Objective:
Return all lines in the material below that contain "structured".

Supplied material:
#####
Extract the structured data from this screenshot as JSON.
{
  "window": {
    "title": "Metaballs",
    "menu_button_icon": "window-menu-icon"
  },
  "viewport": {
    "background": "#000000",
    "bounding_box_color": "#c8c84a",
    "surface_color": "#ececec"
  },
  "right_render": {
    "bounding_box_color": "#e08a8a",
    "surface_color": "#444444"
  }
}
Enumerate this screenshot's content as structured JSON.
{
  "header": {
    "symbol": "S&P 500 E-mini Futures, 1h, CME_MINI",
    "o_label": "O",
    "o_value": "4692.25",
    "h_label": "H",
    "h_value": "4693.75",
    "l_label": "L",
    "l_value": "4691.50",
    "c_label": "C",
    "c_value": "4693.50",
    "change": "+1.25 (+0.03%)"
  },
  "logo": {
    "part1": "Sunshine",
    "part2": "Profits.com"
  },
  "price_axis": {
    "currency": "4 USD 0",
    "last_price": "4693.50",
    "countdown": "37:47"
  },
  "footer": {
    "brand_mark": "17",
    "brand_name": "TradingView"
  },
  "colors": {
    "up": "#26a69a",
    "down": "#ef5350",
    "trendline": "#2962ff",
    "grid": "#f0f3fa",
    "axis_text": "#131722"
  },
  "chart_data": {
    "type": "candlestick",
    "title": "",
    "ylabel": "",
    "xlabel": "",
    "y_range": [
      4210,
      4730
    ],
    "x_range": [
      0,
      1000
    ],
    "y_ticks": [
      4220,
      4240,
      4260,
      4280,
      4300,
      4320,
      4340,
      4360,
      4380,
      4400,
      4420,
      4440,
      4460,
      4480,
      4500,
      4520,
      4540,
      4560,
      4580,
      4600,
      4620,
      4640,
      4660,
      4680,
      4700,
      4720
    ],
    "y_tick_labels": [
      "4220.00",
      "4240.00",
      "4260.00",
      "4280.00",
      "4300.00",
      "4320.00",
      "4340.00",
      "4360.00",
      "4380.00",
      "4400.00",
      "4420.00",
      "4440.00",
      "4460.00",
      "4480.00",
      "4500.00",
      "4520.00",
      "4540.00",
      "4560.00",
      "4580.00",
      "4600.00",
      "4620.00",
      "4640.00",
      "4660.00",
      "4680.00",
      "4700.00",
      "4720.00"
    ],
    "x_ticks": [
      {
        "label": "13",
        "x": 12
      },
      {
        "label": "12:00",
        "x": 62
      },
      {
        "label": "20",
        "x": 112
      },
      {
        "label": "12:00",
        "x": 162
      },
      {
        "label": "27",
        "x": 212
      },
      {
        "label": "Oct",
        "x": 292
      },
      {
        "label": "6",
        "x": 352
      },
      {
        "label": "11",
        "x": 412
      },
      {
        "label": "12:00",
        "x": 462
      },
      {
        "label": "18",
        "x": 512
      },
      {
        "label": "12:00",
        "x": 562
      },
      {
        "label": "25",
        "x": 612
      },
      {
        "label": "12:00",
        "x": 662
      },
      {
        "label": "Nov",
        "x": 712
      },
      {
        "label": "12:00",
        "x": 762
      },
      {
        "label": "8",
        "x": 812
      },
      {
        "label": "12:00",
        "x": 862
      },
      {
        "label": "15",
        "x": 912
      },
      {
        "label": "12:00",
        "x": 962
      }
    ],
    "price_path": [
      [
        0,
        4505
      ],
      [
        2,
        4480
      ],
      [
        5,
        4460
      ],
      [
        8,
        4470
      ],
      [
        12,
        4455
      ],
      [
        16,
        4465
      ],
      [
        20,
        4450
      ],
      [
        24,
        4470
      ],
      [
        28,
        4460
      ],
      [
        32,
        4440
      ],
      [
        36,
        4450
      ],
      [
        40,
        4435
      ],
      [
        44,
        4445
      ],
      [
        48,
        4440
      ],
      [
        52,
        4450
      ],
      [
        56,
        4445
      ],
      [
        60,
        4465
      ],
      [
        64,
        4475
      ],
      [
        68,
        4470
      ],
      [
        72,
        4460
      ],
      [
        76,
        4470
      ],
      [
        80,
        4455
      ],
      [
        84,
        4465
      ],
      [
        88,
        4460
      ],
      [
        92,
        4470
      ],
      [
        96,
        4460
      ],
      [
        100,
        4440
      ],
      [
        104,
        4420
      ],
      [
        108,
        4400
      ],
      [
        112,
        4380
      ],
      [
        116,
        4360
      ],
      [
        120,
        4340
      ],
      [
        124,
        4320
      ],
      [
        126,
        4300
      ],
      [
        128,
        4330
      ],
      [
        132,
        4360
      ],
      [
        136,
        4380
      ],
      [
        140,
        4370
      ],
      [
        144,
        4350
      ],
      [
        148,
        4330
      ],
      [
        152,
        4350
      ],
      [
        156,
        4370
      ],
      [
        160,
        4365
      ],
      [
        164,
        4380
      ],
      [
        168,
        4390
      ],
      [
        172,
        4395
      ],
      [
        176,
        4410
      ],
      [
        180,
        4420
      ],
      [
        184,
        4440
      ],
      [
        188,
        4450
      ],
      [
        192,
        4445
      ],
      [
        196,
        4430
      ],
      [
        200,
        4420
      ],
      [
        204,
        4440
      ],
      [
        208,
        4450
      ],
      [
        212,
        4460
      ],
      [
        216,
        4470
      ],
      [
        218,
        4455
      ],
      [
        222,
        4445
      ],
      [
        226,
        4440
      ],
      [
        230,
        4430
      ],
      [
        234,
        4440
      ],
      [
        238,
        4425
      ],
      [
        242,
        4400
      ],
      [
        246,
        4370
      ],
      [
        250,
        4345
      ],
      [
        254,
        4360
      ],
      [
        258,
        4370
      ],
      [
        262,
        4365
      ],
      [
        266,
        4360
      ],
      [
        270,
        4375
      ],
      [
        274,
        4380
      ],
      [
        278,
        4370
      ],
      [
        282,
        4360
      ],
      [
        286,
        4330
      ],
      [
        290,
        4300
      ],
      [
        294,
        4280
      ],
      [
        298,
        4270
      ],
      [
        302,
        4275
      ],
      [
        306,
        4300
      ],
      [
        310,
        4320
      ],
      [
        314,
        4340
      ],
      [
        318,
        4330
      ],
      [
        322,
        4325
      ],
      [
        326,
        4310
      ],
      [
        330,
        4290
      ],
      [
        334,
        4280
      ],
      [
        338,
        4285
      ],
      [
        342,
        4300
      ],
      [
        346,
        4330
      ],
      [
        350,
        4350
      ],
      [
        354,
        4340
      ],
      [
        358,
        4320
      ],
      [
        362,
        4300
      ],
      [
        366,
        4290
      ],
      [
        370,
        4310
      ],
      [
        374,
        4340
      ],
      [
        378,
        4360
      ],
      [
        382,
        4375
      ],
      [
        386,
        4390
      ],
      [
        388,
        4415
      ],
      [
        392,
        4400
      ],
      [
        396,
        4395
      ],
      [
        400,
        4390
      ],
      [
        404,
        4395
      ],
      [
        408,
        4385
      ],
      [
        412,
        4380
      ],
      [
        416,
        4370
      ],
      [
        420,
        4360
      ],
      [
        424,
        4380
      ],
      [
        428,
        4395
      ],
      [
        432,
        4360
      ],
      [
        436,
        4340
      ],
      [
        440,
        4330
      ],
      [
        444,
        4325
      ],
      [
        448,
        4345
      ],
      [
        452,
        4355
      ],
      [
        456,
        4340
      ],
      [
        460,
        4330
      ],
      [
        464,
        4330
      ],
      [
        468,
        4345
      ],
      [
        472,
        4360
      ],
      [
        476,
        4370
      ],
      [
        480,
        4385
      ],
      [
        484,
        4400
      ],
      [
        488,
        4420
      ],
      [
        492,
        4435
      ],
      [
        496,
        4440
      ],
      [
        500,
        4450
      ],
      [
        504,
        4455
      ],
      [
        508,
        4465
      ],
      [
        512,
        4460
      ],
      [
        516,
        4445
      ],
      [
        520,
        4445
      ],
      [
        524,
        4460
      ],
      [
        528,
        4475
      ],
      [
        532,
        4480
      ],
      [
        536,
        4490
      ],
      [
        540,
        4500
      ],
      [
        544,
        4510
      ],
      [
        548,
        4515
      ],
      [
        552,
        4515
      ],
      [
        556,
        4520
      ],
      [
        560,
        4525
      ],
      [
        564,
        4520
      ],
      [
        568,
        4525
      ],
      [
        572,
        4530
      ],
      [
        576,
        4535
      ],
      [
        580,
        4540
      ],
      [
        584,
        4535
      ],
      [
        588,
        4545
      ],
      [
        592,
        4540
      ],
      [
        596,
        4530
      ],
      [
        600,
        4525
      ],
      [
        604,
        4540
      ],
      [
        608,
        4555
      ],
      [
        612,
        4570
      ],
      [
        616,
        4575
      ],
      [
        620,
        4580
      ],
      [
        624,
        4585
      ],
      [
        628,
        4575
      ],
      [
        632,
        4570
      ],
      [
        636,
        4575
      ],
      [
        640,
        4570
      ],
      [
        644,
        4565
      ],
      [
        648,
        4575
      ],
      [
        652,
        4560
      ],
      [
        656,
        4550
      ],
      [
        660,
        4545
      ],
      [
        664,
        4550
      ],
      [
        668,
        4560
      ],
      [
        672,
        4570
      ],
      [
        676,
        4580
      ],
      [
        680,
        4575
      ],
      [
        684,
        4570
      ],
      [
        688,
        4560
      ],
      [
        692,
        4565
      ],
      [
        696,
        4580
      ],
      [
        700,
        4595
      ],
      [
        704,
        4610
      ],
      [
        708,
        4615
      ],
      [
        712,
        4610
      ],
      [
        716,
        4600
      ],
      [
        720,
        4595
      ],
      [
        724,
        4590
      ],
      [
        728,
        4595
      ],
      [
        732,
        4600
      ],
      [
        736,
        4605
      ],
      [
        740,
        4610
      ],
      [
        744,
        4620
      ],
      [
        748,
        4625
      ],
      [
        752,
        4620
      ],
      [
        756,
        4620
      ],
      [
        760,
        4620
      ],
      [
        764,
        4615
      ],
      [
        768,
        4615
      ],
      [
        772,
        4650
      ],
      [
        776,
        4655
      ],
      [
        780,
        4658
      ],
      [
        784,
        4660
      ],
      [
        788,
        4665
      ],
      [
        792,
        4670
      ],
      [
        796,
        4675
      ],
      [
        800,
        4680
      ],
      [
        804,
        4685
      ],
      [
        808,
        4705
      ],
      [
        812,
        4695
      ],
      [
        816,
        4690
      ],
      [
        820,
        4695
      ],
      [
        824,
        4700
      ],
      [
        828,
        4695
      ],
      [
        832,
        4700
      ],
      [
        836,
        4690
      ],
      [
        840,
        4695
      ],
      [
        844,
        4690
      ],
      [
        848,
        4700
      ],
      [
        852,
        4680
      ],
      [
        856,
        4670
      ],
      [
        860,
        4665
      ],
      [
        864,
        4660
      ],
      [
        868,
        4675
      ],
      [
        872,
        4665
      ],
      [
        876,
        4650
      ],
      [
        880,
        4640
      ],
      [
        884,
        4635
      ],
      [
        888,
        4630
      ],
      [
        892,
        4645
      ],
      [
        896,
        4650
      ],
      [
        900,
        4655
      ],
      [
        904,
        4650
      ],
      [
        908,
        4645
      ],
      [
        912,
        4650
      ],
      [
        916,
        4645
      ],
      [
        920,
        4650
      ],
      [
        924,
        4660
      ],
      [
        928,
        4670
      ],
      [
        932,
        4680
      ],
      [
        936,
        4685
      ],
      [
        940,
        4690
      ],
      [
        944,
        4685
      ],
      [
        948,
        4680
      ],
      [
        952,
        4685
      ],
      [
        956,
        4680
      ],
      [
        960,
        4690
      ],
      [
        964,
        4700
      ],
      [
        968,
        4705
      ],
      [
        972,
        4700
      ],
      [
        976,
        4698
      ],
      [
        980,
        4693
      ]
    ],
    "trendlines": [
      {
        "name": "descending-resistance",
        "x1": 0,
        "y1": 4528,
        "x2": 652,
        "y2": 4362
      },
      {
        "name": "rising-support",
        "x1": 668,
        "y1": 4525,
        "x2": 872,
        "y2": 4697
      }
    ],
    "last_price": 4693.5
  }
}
#####
Result of this exercise:
Extract the structured data from this screenshot as JSON.
Enumerate this screenshot's content as structured JSON.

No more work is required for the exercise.